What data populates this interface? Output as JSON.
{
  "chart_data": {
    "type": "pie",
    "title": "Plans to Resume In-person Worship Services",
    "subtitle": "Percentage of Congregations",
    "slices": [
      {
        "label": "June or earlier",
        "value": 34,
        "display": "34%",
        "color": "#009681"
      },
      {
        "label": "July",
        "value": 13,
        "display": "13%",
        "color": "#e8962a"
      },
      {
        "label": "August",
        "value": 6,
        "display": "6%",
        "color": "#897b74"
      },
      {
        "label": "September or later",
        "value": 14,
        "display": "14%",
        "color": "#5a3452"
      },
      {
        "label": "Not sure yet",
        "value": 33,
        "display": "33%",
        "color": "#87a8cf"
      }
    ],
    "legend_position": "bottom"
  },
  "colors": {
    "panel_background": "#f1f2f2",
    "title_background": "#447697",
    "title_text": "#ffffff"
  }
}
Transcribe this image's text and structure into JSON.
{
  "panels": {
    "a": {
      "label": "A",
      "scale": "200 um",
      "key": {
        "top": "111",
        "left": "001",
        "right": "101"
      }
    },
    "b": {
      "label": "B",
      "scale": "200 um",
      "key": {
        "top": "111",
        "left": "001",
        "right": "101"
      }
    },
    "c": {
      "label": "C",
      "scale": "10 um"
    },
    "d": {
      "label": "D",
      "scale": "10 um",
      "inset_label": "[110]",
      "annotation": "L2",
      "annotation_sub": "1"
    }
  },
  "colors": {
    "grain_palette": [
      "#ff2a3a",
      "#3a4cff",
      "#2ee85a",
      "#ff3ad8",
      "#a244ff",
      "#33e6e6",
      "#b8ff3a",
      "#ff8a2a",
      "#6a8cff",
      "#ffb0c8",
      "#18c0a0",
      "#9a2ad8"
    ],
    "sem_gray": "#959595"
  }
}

EXERCISE DESCRIPTION ▸ Restate the records, all of them, precisely as written.

COMPLETE OUTPUT ▸
What data populates this interface? Output as JSON.
{
  "chart_data": {
    "type": "pie",
    "title": "Plans to Resume In-person Worship Services",
    "subtitle": "Percentage of Congregations",
    "slices": [
      {
        "label": "June or earlier",
        "value": 34,
        "display": "34%",
        "color": "#009681"
      },
      {
        "label": "July",
        "value": 13,
        "display": "13%",
        "color": "#e8962a"
      },
      {
        "label": "August",
        "value": 6,
        "display": "6%",
        "color": "#897b74"
      },
      {
        "label": "September or later",
        "value": 14,
        "display": "14%",
        "color": "#5a3452"
      },
      {
        "label": "Not sure yet",
        "value": 33,
        "display": "33%",
        "color": "#87a8cf"
      }
    ],
    "legend_position": "bottom"
  },
  "colors": {
    "panel_background": "#f1f2f2",
    "title_background": "#447697",
    "title_text": "#ffffff"
  }
}
Transcribe this image's text and structure into JSON.
{
  "panels": {
    "a": {
      "label": "A",
      "scale": "200 um",
      "key": {
        "top": "111",
        "left": "001",
        "right": "101"
      }
    },
    "b": {
      "label": "B",
      "scale": "200 um",
      "key": {
        "top": "111",
        "left": "001",
        "right": "101"
      }
    },
    "c": {
      "label": "C",
      "scale": "10 um"
    },
    "d": {
      "label": "D",
      "scale": "10 um",
      "inset_label": "[110]",
      "annotation": "L2",
      "annotation_sub": "1"
    }
  },
  "colors": {
    "grain_palette": [
      "#ff2a3a",
      "#3a4cff",
      "#2ee85a",
      "#ff3ad8",
      "#a244ff",
      "#33e6e6",
      "#b8ff3a",
      "#ff8a2a",
      "#6a8cff",
      "#ffb0c8",
      "#18c0a0",
      "#9a2ad8"
    ],
    "sem_gray": "#959595"
  }
}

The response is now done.